Search the data for the string "sinθ" and gather each line it is in.
= = = = =
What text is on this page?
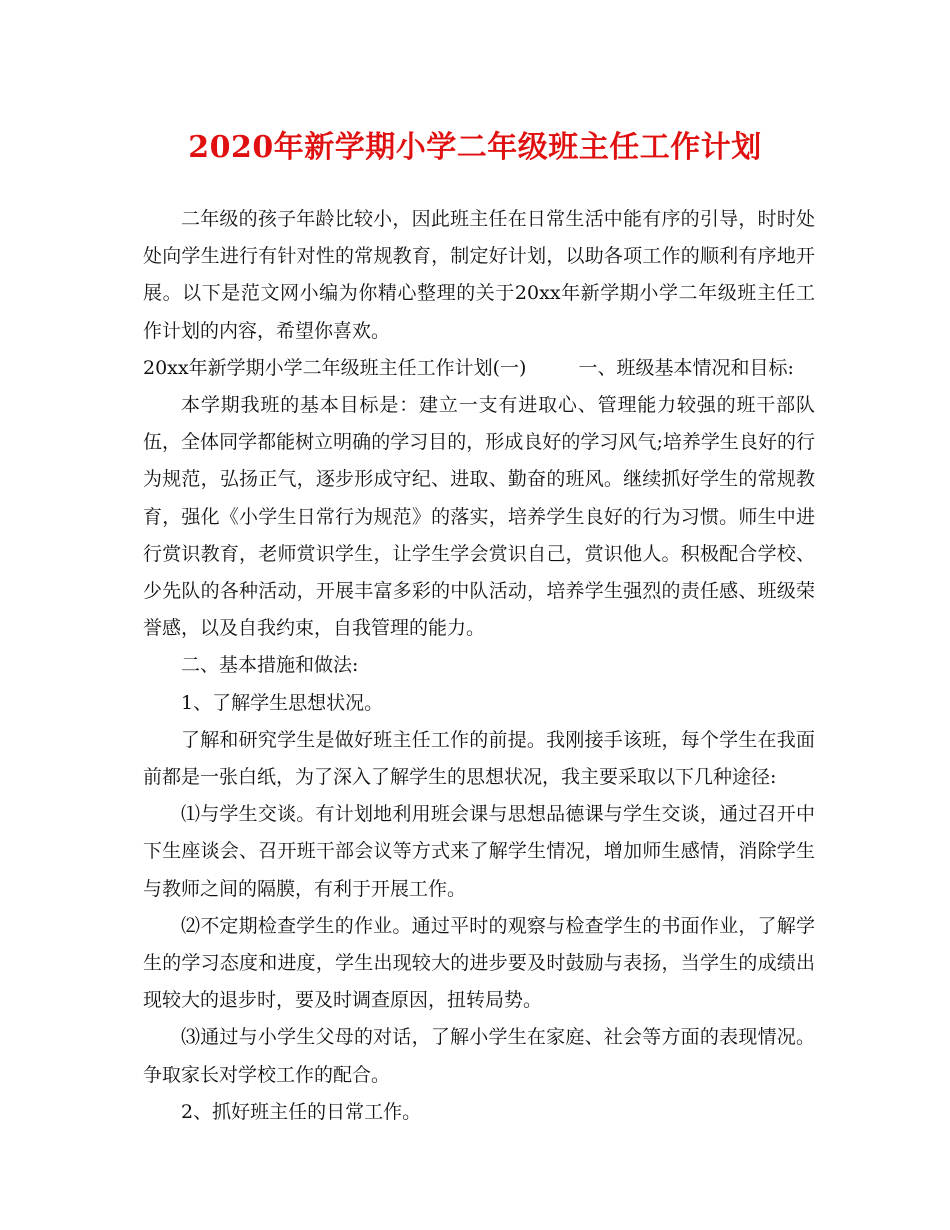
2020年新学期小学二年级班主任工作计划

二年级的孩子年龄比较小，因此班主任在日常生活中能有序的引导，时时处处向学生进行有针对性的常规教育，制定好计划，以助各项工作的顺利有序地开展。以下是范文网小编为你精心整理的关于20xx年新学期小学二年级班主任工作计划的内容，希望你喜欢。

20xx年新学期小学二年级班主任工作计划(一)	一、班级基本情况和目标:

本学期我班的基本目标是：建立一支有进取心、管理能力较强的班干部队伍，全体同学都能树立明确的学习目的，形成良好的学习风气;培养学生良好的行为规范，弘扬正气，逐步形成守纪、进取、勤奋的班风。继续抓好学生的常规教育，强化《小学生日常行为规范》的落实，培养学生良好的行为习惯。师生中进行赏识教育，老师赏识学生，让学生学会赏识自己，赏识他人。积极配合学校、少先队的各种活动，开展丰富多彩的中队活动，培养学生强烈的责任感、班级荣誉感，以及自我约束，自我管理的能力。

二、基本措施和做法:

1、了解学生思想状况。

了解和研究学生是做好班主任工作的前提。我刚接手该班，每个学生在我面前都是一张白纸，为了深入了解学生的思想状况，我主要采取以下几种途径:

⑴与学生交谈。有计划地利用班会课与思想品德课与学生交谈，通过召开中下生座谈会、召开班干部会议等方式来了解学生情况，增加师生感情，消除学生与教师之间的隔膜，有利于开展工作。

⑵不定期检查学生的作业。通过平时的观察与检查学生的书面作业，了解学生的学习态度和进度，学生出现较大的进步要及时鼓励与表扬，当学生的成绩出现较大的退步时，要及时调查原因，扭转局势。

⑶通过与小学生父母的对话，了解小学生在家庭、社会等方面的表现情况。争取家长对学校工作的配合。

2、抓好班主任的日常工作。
= = = = =
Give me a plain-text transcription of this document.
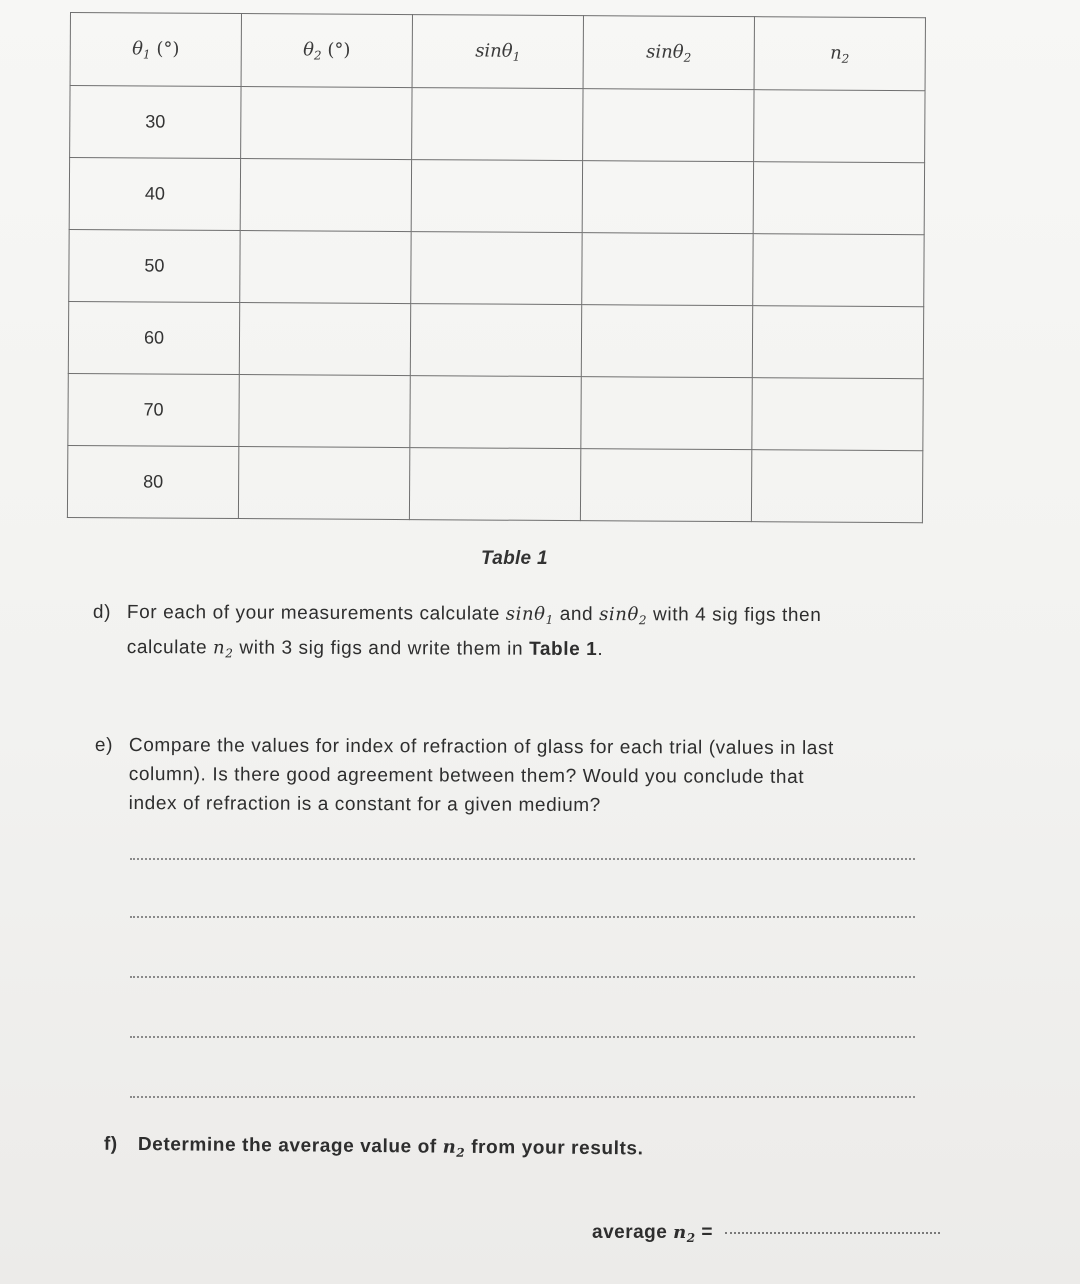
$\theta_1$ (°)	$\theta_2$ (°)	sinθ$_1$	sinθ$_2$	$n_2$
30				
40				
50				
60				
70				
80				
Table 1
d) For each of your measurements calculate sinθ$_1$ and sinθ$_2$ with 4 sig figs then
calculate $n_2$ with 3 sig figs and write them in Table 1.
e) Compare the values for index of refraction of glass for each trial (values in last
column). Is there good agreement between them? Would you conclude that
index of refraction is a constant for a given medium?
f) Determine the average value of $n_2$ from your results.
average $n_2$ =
= = = = =
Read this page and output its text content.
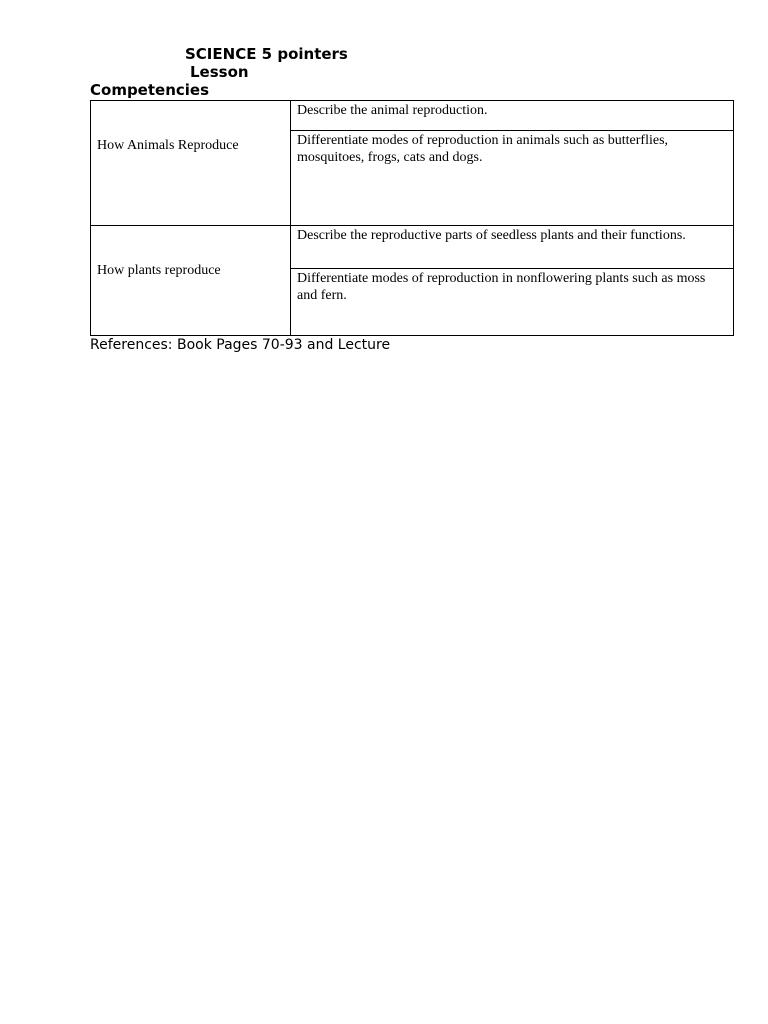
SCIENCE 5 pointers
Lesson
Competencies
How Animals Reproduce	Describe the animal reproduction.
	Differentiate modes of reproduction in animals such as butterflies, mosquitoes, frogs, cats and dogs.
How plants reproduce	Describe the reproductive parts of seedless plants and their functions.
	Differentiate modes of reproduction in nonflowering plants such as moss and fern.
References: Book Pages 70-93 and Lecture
= = = = =
- Expected answer:
$\theta_1$ (°)	$\theta_2$ (°)	sinθ$_1$	sinθ$_2$	$n_2$
d) For each of your measurements calculate sinθ$_1$ and sinθ$_2$ with 4 sig figs then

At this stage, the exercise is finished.